— DIRECTIVE —
Reproduce all records exactly.

— RECORDS FOR PROCESSING —
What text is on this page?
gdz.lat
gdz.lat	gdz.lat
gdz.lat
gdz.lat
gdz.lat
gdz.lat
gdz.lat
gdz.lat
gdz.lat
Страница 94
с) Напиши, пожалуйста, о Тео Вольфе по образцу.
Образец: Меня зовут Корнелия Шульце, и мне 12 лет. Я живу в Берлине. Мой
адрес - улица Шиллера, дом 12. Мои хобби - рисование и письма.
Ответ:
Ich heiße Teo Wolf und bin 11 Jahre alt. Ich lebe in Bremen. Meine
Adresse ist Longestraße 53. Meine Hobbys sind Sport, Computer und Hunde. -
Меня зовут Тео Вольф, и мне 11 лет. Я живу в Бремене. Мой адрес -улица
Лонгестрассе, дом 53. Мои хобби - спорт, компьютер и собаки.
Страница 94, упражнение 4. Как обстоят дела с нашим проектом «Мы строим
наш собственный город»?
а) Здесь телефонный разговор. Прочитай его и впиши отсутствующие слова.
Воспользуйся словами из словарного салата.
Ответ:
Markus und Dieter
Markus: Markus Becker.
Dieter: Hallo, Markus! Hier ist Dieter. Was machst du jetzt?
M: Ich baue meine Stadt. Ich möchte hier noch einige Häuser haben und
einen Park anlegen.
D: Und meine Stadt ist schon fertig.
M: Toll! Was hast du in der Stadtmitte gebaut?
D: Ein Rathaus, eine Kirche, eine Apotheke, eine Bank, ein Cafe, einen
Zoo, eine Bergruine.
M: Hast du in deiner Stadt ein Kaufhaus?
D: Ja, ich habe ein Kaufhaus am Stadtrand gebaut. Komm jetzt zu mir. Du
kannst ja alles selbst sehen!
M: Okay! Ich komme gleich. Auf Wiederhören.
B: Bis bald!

— COMPLETED TASK —
What text is on this page?
gdz.lat
gdz.lat	gdz.lat
gdz.lat
gdz.lat
gdz.lat
gdz.lat
gdz.lat
gdz.lat
gdz.lat
Страница 94
с) Напиши, пожалуйста, о Тео Вольфе по образцу.
Образец: Меня зовут Корнелия Шульце, и мне 12 лет. Я живу в Берлине. Мой
адрес - улица Шиллера, дом 12. Мои хобби - рисование и письма.
Ответ:
Ich heiße Teo Wolf und bin 11 Jahre alt. Ich lebe in Bremen. Meine
Adresse ist Longestraße 53. Meine Hobbys sind Sport, Computer und Hunde. -
Меня зовут Тео Вольф, и мне 11 лет. Я живу в Бремене. Мой адрес -улица
Лонгестрассе, дом 53. Мои хобби - спорт, компьютер и собаки.
Страница 94, упражнение 4. Как обстоят дела с нашим проектом «Мы строим
наш собственный город»?
а) Здесь телефонный разговор. Прочитай его и впиши отсутствующие слова.
Воспользуйся словами из словарного салата.
Ответ:
Markus und Dieter
Markus: Markus Becker.
Dieter: Hallo, Markus! Hier ist Dieter. Was machst du jetzt?
M: Ich baue meine Stadt. Ich möchte hier noch einige Häuser haben und
einen Park anlegen.
D: Und meine Stadt ist schon fertig.
M: Toll! Was hast du in der Stadtmitte gebaut?
D: Ein Rathaus, eine Kirche, eine Apotheke, eine Bank, ein Cafe, einen
Zoo, eine Bergruine.
M: Hast du in deiner Stadt ein Kaufhaus?
D: Ja, ich habe ein Kaufhaus am Stadtrand gebaut. Komm jetzt zu mir. Du
kannst ja alles selbst sehen!
M: Okay! Ich komme gleich. Auf Wiederhören.
B: Bis bald!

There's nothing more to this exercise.